> **Job**
Exactly as they appear, output all of the entries.

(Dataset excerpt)

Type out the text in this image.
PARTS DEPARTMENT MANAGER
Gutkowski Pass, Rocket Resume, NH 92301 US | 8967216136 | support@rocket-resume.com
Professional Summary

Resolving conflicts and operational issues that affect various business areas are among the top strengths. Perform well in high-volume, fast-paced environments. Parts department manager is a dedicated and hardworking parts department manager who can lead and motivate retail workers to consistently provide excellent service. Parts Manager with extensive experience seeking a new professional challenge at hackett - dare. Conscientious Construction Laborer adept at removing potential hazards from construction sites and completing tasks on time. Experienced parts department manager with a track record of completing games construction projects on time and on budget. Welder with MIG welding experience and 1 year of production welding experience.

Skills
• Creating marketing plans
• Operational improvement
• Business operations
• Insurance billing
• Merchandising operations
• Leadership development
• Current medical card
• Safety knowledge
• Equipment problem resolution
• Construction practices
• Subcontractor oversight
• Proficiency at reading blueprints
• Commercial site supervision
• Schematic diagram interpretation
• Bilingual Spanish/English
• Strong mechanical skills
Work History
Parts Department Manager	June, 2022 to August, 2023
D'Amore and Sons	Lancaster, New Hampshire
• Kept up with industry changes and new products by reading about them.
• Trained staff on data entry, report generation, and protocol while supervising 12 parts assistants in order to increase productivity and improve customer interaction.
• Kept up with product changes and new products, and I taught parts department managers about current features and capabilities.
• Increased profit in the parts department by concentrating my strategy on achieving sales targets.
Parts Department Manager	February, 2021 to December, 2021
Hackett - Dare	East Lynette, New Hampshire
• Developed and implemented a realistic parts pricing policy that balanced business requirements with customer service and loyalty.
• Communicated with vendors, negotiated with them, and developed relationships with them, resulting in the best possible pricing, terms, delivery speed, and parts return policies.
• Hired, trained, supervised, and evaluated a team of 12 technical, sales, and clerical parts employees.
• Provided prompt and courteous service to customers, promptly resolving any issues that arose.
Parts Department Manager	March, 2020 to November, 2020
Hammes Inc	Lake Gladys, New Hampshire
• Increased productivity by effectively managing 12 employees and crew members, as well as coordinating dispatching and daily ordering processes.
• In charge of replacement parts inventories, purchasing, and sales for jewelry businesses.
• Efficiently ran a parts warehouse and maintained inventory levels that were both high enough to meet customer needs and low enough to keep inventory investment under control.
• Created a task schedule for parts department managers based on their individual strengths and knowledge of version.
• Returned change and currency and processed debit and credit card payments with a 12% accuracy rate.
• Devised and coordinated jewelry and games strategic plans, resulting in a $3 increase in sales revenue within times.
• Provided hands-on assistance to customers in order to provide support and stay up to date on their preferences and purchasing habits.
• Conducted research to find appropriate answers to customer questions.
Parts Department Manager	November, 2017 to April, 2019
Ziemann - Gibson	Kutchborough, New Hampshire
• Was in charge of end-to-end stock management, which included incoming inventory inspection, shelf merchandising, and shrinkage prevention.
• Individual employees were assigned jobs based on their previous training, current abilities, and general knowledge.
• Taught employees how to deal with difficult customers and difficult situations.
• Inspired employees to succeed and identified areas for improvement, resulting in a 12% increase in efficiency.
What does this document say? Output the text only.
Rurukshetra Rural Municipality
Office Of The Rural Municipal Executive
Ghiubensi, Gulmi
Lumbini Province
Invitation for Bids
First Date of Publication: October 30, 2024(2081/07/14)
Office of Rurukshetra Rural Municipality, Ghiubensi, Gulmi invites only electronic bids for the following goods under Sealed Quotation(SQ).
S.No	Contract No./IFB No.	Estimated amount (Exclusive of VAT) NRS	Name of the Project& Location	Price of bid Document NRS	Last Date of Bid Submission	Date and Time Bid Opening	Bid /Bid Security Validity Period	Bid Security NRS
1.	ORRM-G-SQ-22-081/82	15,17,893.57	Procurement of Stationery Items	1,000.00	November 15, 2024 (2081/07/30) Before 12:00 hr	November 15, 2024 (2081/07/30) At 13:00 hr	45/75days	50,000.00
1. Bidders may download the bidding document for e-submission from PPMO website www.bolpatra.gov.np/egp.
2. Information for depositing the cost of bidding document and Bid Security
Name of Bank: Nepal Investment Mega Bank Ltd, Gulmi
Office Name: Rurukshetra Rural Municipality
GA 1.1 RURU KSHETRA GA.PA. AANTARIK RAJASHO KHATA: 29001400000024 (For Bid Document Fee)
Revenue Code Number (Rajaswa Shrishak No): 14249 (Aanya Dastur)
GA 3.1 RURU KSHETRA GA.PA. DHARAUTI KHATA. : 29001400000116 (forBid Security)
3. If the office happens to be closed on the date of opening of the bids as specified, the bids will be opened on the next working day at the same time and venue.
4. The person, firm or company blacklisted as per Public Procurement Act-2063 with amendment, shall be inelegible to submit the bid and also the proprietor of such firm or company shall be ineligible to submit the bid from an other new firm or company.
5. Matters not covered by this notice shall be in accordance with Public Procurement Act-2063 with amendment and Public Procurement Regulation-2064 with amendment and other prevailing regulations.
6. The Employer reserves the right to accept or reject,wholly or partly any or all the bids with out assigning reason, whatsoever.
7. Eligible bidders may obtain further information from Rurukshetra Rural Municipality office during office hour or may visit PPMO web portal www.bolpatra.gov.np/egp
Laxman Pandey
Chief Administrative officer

> **Final result**
Type out the text in this image.
PARTS DEPARTMENT MANAGER
Gutkowski Pass, Rocket Resume, NH 92301 US | 8967216136 | support@rocket-resume.com
Professional Summary

Resolving conflicts and operational issues that affect various business areas are among the top strengths. Perform well in high-volume, fast-paced environments. Parts department manager is a dedicated and hardworking parts department manager who can lead and motivate retail workers to consistently provide excellent service. Parts Manager with extensive experience seeking a new professional challenge at hackett - dare. Conscientious Construction Laborer adept at removing potential hazards from construction sites and completing tasks on time. Experienced parts department manager with a track record of completing games construction projects on time and on budget. Welder with MIG welding experience and 1 year of production welding experience.

Skills
• Creating marketing plans
• Operational improvement
• Business operations
• Insurance billing
• Merchandising operations
• Leadership development
• Current medical card
• Safety knowledge
• Equipment problem resolution
• Construction practices
• Subcontractor oversight
• Proficiency at reading blueprints
• Commercial site supervision
• Schematic diagram interpretation
• Bilingual Spanish/English
• Strong mechanical skills
Work History
Parts Department Manager	June, 2022 to August, 2023
D'Amore and Sons	Lancaster, New Hampshire
• Kept up with industry changes and new products by reading about them.
• Trained staff on data entry, report generation, and protocol while supervising 12 parts assistants in order to increase productivity and improve customer interaction.
• Kept up with product changes and new products, and I taught parts department managers about current features and capabilities.
• Increased profit in the parts department by concentrating my strategy on achieving sales targets.
Parts Department Manager	February, 2021 to December, 2021
Hackett - Dare	East Lynette, New Hampshire
• Developed and implemented a realistic parts pricing policy that balanced business requirements with customer service and loyalty.
• Communicated with vendors, negotiated with them, and developed relationships with them, resulting in the best possible pricing, terms, delivery speed, and parts return policies.
• Hired, trained, supervised, and evaluated a team of 12 technical, sales, and clerical parts employees.
• Provided prompt and courteous service to customers, promptly resolving any issues that arose.
Parts Department Manager	March, 2020 to November, 2020
Hammes Inc	Lake Gladys, New Hampshire
• Increased productivity by effectively managing 12 employees and crew members, as well as coordinating dispatching and daily ordering processes.
• In charge of replacement parts inventories, purchasing, and sales for jewelry businesses.
• Efficiently ran a parts warehouse and maintained inventory levels that were both high enough to meet customer needs and low enough to keep inventory investment under control.
• Created a task schedule for parts department managers based on their individual strengths and knowledge of version.
• Returned change and currency and processed debit and credit card payments with a 12% accuracy rate.
• Devised and coordinated jewelry and games strategic plans, resulting in a $3 increase in sales revenue within times.
• Provided hands-on assistance to customers in order to provide support and stay up to date on their preferences and purchasing habits.
• Conducted research to find appropriate answers to customer questions.
Parts Department Manager	November, 2017 to April, 2019
Ziemann - Gibson	Kutchborough, New Hampshire
• Was in charge of end-to-end stock management, which included incoming inventory inspection, shelf merchandising, and shrinkage prevention.
• Individual employees were assigned jobs based on their previous training, current abilities, and general knowledge.
• Taught employees how to deal with difficult customers and difficult situations.
• Inspired employees to succeed and identified areas for improvement, resulting in a 12% increase in efficiency.
What does this document say? Output the text only.
Rurukshetra Rural Municipality
Office Of The Rural Municipal Executive
Ghiubensi, Gulmi
Lumbini Province
Invitation for Bids
First Date of Publication: October 30, 2024(2081/07/14)
Office of Rurukshetra Rural Municipality, Ghiubensi, Gulmi invites only electronic bids for the following goods under Sealed Quotation(SQ).
S.No	Contract No./IFB No.	Estimated amount (Exclusive of VAT) NRS	Name of the Project& Location	Price of bid Document NRS	Last Date of Bid Submission	Date and Time Bid Opening	Bid /Bid Security Validity Period	Bid Security NRS
1.	ORRM-G-SQ-22-081/82	15,17,893.57	Procurement of Stationery Items	1,000.00	November 15, 2024 (2081/07/30) Before 12:00 hr	November 15, 2024 (2081/07/30) At 13:00 hr	45/75days	50,000.00
1. Bidders may download the bidding document for e-submission from PPMO website www.bolpatra.gov.np/egp.
2. Information for depositing the cost of bidding document and Bid Security
Name of Bank: Nepal Investment Mega Bank Ltd, Gulmi
Office Name: Rurukshetra Rural Municipality
GA 1.1 RURU KSHETRA GA.PA. AANTARIK RAJASHO KHATA: 29001400000024 (For Bid Document Fee)
Revenue Code Number (Rajaswa Shrishak No): 14249 (Aanya Dastur)
GA 3.1 RURU KSHETRA GA.PA. DHARAUTI KHATA. : 29001400000116 (forBid Security)
3. If the office happens to be closed on the date of opening of the bids as specified, the bids will be opened on the next working day at the same time and venue.
4. The person, firm or company blacklisted as per Public Procurement Act-2063 with amendment, shall be inelegible to submit the bid and also the proprietor of such firm or company shall be ineligible to submit the bid from an other new firm or company.
5. Matters not covered by this notice shall be in accordance with Public Procurement Act-2063 with amendment and Public Procurement Regulation-2064 with amendment and other prevailing regulations.
6. The Employer reserves the right to accept or reject,wholly or partly any or all the bids with out assigning reason, whatsoever.
7. Eligible bidders may obtain further information from Rurukshetra Rural Municipality office during office hour or may visit PPMO web portal www.bolpatra.gov.np/egp
Laxman Pandey
Chief Administrative officer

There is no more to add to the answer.